[Region boundary data]
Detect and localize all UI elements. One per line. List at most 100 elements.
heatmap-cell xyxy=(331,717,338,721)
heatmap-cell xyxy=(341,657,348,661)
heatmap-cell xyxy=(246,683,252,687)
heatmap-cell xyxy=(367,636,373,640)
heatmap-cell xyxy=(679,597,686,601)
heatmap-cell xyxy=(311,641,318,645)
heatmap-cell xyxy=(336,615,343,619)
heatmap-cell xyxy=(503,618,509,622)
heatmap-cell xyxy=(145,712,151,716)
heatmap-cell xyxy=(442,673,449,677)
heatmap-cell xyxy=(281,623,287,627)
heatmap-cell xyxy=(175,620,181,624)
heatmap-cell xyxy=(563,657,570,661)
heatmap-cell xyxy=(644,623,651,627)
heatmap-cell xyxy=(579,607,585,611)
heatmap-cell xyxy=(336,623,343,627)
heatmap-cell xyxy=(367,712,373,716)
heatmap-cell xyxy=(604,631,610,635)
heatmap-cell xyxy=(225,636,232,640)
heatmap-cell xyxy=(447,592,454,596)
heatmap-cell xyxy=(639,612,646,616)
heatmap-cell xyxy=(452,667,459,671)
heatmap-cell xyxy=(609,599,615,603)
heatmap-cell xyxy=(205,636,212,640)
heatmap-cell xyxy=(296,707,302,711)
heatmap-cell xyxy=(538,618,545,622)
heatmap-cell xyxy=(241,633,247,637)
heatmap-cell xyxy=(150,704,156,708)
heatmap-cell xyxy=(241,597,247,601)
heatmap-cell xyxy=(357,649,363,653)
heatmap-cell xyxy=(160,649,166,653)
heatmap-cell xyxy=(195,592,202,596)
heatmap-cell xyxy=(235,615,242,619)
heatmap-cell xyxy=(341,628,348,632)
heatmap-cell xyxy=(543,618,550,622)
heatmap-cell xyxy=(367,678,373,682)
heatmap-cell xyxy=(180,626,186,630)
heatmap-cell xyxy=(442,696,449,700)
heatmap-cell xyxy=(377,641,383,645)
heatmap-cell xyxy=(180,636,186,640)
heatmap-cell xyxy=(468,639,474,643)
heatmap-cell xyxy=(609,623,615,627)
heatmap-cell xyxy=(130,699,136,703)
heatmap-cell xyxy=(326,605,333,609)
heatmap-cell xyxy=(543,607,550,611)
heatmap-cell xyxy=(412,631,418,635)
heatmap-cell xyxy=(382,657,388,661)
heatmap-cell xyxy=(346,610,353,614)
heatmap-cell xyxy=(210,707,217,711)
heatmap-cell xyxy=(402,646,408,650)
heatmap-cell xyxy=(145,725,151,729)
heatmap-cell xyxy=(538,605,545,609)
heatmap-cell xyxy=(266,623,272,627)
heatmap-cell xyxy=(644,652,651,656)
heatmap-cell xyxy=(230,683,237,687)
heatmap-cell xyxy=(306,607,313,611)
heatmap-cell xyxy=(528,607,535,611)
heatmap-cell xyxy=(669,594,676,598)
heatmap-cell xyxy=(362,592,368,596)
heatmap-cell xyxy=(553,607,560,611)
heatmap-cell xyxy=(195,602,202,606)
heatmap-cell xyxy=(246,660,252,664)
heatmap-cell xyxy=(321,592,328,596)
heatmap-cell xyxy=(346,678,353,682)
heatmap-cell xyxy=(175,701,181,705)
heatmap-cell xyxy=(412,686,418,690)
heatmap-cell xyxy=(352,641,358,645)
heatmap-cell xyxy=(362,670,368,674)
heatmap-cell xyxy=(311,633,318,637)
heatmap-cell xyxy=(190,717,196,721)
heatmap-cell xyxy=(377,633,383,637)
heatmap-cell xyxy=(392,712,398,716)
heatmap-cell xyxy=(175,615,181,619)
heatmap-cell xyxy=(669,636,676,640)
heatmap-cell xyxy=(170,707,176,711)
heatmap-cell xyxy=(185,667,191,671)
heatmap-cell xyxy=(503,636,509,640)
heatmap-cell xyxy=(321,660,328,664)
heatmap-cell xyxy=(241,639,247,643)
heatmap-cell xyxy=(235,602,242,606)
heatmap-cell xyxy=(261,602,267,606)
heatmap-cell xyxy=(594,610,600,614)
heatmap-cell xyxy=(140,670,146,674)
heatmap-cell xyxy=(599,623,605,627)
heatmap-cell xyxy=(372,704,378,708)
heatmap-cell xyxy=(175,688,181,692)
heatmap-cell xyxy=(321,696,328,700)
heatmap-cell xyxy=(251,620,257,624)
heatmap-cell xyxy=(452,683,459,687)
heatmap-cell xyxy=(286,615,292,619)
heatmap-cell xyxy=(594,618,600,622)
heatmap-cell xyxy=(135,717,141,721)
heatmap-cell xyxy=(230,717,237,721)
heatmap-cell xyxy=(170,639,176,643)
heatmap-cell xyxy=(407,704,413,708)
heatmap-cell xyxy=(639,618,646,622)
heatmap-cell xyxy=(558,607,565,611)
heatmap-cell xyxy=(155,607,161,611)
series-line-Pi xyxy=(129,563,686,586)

_TASK OBJECTIVE_: Reproduce the lines above, substituting "heatmap-tile" for every occurrence of "heatmap-cell" and leaving everything else unchanged.

_RIGHT ANSWER_:
Detect and localize all UI elements. One per line. List at most 100 elements.
heatmap-tile xyxy=(331,717,338,721)
heatmap-tile xyxy=(341,657,348,661)
heatmap-tile xyxy=(246,683,252,687)
heatmap-tile xyxy=(367,636,373,640)
heatmap-tile xyxy=(679,597,686,601)
heatmap-tile xyxy=(311,641,318,645)
heatmap-tile xyxy=(336,615,343,619)
heatmap-tile xyxy=(503,618,509,622)
heatmap-tile xyxy=(145,712,151,716)
heatmap-tile xyxy=(442,673,449,677)
heatmap-tile xyxy=(281,623,287,627)
heatmap-tile xyxy=(175,620,181,624)
heatmap-tile xyxy=(563,657,570,661)
heatmap-tile xyxy=(644,623,651,627)
heatmap-tile xyxy=(579,607,585,611)
heatmap-tile xyxy=(336,623,343,627)
heatmap-tile xyxy=(367,712,373,716)
heatmap-tile xyxy=(604,631,610,635)
heatmap-tile xyxy=(225,636,232,640)
heatmap-tile xyxy=(447,592,454,596)
heatmap-tile xyxy=(639,612,646,616)
heatmap-tile xyxy=(452,667,459,671)
heatmap-tile xyxy=(609,599,615,603)
heatmap-tile xyxy=(205,636,212,640)
heatmap-tile xyxy=(296,707,302,711)
heatmap-tile xyxy=(538,618,545,622)
heatmap-tile xyxy=(241,633,247,637)
heatmap-tile xyxy=(150,704,156,708)
heatmap-tile xyxy=(241,597,247,601)
heatmap-tile xyxy=(357,649,363,653)
heatmap-tile xyxy=(160,649,166,653)
heatmap-tile xyxy=(195,592,202,596)
heatmap-tile xyxy=(235,615,242,619)
heatmap-tile xyxy=(341,628,348,632)
heatmap-tile xyxy=(543,618,550,622)
heatmap-tile xyxy=(367,678,373,682)
heatmap-tile xyxy=(180,626,186,630)
heatmap-tile xyxy=(442,696,449,700)
heatmap-tile xyxy=(377,641,383,645)
heatmap-tile xyxy=(180,636,186,640)
heatmap-tile xyxy=(468,639,474,643)
heatmap-tile xyxy=(609,623,615,627)
heatmap-tile xyxy=(130,699,136,703)
heatmap-tile xyxy=(326,605,333,609)
heatmap-tile xyxy=(543,607,550,611)
heatmap-tile xyxy=(412,631,418,635)
heatmap-tile xyxy=(382,657,388,661)
heatmap-tile xyxy=(346,610,353,614)
heatmap-tile xyxy=(210,707,217,711)
heatmap-tile xyxy=(402,646,408,650)
heatmap-tile xyxy=(145,725,151,729)
heatmap-tile xyxy=(538,605,545,609)
heatmap-tile xyxy=(266,623,272,627)
heatmap-tile xyxy=(644,652,651,656)
heatmap-tile xyxy=(230,683,237,687)
heatmap-tile xyxy=(306,607,313,611)
heatmap-tile xyxy=(528,607,535,611)
heatmap-tile xyxy=(669,594,676,598)
heatmap-tile xyxy=(362,592,368,596)
heatmap-tile xyxy=(553,607,560,611)
heatmap-tile xyxy=(195,602,202,606)
heatmap-tile xyxy=(246,660,252,664)
heatmap-tile xyxy=(321,592,328,596)
heatmap-tile xyxy=(346,678,353,682)
heatmap-tile xyxy=(175,701,181,705)
heatmap-tile xyxy=(412,686,418,690)
heatmap-tile xyxy=(352,641,358,645)
heatmap-tile xyxy=(362,670,368,674)
heatmap-tile xyxy=(311,633,318,637)
heatmap-tile xyxy=(190,717,196,721)
heatmap-tile xyxy=(377,633,383,637)
heatmap-tile xyxy=(392,712,398,716)
heatmap-tile xyxy=(175,615,181,619)
heatmap-tile xyxy=(669,636,676,640)
heatmap-tile xyxy=(170,707,176,711)
heatmap-tile xyxy=(185,667,191,671)
heatmap-tile xyxy=(503,636,509,640)
heatmap-tile xyxy=(321,660,328,664)
heatmap-tile xyxy=(241,639,247,643)
heatmap-tile xyxy=(235,602,242,606)
heatmap-tile xyxy=(261,602,267,606)
heatmap-tile xyxy=(594,610,600,614)
heatmap-tile xyxy=(140,670,146,674)
heatmap-tile xyxy=(599,623,605,627)
heatmap-tile xyxy=(372,704,378,708)
heatmap-tile xyxy=(175,688,181,692)
heatmap-tile xyxy=(321,696,328,700)
heatmap-tile xyxy=(251,620,257,624)
heatmap-tile xyxy=(452,683,459,687)
heatmap-tile xyxy=(286,615,292,619)
heatmap-tile xyxy=(594,618,600,622)
heatmap-tile xyxy=(135,717,141,721)
heatmap-tile xyxy=(230,717,237,721)
heatmap-tile xyxy=(170,639,176,643)
heatmap-tile xyxy=(407,704,413,708)
heatmap-tile xyxy=(639,618,646,622)
heatmap-tile xyxy=(558,607,565,611)
heatmap-tile xyxy=(155,607,161,611)
series-line-Pi xyxy=(129,563,686,586)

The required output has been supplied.